§ Given task:
Copy each line below in which the word "with" occurs.

** Start Data lines **

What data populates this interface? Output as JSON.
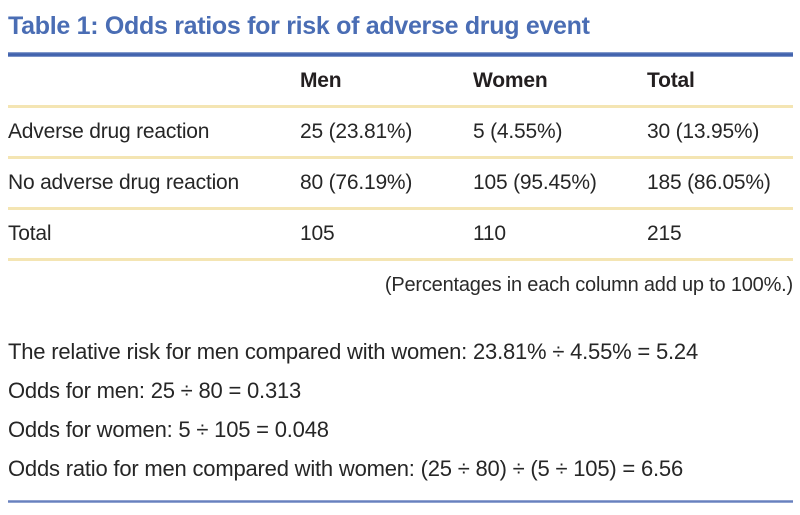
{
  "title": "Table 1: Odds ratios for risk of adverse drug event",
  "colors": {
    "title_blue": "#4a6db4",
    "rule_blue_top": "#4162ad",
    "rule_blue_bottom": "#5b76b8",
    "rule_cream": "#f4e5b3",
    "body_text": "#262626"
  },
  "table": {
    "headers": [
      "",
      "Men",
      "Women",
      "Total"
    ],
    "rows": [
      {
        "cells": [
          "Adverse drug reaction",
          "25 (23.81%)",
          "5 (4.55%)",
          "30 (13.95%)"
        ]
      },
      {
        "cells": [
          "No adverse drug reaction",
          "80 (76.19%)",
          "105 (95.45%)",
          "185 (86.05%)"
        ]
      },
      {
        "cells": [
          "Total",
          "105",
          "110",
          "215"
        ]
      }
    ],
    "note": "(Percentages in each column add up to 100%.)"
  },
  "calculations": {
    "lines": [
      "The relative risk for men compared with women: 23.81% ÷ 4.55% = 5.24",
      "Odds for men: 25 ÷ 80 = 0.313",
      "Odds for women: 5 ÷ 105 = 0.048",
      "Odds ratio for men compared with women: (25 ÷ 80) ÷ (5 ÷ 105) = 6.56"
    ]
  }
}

** End Data lines **

§ Complete answer:
      "The relative risk for men compared with women: 23.81% ÷ 4.55% = 5.24",
      "Odds ratio for men compared with women: (25 ÷ 80) ÷ (5 ÷ 105) = 6.56"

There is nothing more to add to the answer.